* Task goal
Return the listing below word for word.
## START
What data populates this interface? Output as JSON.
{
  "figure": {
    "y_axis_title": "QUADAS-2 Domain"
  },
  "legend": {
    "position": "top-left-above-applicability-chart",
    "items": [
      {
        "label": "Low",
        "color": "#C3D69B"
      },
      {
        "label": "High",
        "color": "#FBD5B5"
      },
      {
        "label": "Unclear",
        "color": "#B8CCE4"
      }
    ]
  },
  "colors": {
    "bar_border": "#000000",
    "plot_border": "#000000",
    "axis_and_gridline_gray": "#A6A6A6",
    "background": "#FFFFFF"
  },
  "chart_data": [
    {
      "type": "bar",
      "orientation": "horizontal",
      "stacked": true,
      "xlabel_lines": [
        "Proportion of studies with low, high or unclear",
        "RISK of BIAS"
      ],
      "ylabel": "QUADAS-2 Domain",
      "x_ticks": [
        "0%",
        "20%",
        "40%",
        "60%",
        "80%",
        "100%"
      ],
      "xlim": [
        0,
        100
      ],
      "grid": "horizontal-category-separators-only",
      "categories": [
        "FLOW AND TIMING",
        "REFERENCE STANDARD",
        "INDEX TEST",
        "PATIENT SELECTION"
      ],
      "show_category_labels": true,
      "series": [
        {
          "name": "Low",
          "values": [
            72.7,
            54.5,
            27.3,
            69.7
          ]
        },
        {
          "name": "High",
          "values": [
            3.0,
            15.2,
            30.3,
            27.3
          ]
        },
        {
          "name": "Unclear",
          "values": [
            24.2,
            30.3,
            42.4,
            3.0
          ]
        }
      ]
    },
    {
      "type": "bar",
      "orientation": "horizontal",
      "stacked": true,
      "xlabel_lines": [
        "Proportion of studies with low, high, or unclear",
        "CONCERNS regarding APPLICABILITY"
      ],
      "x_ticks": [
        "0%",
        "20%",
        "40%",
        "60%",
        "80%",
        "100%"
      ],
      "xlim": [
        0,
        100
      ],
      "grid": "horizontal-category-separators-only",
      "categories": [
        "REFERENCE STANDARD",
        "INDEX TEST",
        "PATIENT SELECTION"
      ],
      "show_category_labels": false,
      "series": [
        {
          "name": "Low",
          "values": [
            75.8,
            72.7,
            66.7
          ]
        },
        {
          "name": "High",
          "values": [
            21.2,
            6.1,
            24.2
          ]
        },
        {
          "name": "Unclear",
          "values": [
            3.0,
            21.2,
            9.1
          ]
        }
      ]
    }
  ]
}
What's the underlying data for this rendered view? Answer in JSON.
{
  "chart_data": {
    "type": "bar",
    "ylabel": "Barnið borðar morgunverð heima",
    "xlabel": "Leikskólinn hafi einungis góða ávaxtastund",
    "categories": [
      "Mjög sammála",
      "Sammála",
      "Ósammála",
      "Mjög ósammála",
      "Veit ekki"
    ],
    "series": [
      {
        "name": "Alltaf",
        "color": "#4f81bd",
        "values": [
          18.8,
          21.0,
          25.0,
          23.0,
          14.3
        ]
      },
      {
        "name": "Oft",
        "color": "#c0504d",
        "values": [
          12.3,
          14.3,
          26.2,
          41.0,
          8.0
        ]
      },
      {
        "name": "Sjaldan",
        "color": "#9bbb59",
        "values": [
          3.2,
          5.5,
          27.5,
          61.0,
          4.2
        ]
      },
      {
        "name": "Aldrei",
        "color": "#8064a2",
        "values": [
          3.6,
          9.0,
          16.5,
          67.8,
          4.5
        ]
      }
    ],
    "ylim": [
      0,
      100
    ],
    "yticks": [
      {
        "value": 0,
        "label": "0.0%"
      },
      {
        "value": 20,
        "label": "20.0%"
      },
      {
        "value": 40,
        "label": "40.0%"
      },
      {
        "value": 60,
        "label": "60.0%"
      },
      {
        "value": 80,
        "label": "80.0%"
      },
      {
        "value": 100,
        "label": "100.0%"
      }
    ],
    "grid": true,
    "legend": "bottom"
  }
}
## END
* The response
What data populates this interface? Output as JSON.
{
  "figure": {
    "y_axis_title": "QUADAS-2 Domain"
  },
  "legend": {
    "position": "top-left-above-applicability-chart",
    "items": [
      {
        "label": "Low",
        "color": "#C3D69B"
      },
      {
        "label": "High",
        "color": "#FBD5B5"
      },
      {
        "label": "Unclear",
        "color": "#B8CCE4"
      }
    ]
  },
  "colors": {
    "bar_border": "#000000",
    "plot_border": "#000000",
    "axis_and_gridline_gray": "#A6A6A6",
    "background": "#FFFFFF"
  },
  "chart_data": [
    {
      "type": "bar",
      "orientation": "horizontal",
      "stacked": true,
      "xlabel_lines": [
        "Proportion of studies with low, high or unclear",
        "RISK of BIAS"
      ],
      "ylabel": "QUADAS-2 Domain",
      "x_ticks": [
        "0%",
        "20%",
        "40%",
        "60%",
        "80%",
        "100%"
      ],
      "xlim": [
        0,
        100
      ],
      "grid": "horizontal-category-separators-only",
      "categories": [
        "FLOW AND TIMING",
        "REFERENCE STANDARD",
        "INDEX TEST",
        "PATIENT SELECTION"
      ],
      "show_category_labels": true,
      "series": [
        {
          "name": "Low",
          "values": [
            72.7,
            54.5,
            27.3,
            69.7
          ]
        },
        {
          "name": "High",
          "values": [
            3.0,
            15.2,
            30.3,
            27.3
          ]
        },
        {
          "name": "Unclear",
          "values": [
            24.2,
            30.3,
            42.4,
            3.0
          ]
        }
      ]
    },
    {
      "type": "bar",
      "orientation": "horizontal",
      "stacked": true,
      "xlabel_lines": [
        "Proportion of studies with low, high, or unclear",
        "CONCERNS regarding APPLICABILITY"
      ],
      "x_ticks": [
        "0%",
        "20%",
        "40%",
        "60%",
        "80%",
        "100%"
      ],
      "xlim": [
        0,
        100
      ],
      "grid": "horizontal-category-separators-only",
      "categories": [
        "REFERENCE STANDARD",
        "INDEX TEST",
        "PATIENT SELECTION"
      ],
      "show_category_labels": false,
      "series": [
        {
          "name": "Low",
          "values": [
            75.8,
            72.7,
            66.7
          ]
        },
        {
          "name": "High",
          "values": [
            21.2,
            6.1,
            24.2
          ]
        },
        {
          "name": "Unclear",
          "values": [
            3.0,
            21.2,
            9.1
          ]
        }
      ]
    }
  ]
}
What's the underlying data for this rendered view? Answer in JSON.
{
  "chart_data": {
    "type": "bar",
    "ylabel": "Barnið borðar morgunverð heima",
    "xlabel": "Leikskólinn hafi einungis góða ávaxtastund",
    "categories": [
      "Mjög sammála",
      "Sammála",
      "Ósammála",
      "Mjög ósammála",
      "Veit ekki"
    ],
    "series": [
      {
        "name": "Alltaf",
        "color": "#4f81bd",
        "values": [
          18.8,
          21.0,
          25.0,
          23.0,
          14.3
        ]
      },
      {
        "name": "Oft",
        "color": "#c0504d",
        "values": [
          12.3,
          14.3,
          26.2,
          41.0,
          8.0
        ]
      },
      {
        "name": "Sjaldan",
        "color": "#9bbb59",
        "values": [
          3.2,
          5.5,
          27.5,
          61.0,
          4.2
        ]
      },
      {
        "name": "Aldrei",
        "color": "#8064a2",
        "values": [
          3.6,
          9.0,
          16.5,
          67.8,
          4.5
        ]
      }
    ],
    "ylim": [
      0,
      100
    ],
    "yticks": [
      {
        "value": 0,
        "label": "0.0%"
      },
      {
        "value": 20,
        "label": "20.0%"
      },
      {
        "value": 40,
        "label": "40.0%"
      },
      {
        "value": 60,
        "label": "60.0%"
      },
      {
        "value": 80,
        "label": "80.0%"
      },
      {
        "value": 100,
        "label": "100.0%"
      }
    ],
    "grid": true,
    "legend": "bottom"
  }
}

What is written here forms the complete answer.